Request: What is the number of lines holding the word "certain"? Write that number and nothing else.

Data items:
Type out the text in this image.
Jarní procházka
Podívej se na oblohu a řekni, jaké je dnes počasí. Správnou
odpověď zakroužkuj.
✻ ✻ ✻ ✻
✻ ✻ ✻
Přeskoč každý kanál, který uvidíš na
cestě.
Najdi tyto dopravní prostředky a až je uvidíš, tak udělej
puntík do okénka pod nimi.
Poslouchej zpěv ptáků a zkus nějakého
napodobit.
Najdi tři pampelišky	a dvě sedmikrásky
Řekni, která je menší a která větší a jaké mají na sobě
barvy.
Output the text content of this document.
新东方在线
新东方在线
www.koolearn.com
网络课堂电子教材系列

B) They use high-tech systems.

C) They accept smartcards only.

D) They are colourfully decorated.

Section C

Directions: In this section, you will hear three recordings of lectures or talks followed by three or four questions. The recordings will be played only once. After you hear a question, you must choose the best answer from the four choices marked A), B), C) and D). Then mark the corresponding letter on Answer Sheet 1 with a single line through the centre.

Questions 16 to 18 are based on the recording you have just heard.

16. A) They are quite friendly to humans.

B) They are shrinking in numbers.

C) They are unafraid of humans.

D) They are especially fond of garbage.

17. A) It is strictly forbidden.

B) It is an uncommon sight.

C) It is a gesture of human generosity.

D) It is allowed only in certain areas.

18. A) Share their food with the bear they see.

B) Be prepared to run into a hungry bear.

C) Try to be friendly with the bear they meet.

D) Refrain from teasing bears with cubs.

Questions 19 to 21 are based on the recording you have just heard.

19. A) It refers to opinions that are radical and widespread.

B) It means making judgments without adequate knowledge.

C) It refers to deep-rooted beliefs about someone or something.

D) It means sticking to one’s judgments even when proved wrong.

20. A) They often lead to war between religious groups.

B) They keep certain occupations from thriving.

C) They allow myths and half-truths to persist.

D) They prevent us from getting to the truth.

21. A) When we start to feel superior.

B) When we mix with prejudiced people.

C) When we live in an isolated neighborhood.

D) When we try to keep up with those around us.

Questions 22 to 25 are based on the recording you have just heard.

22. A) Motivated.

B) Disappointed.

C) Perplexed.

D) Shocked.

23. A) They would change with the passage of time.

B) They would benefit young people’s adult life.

Output below: 2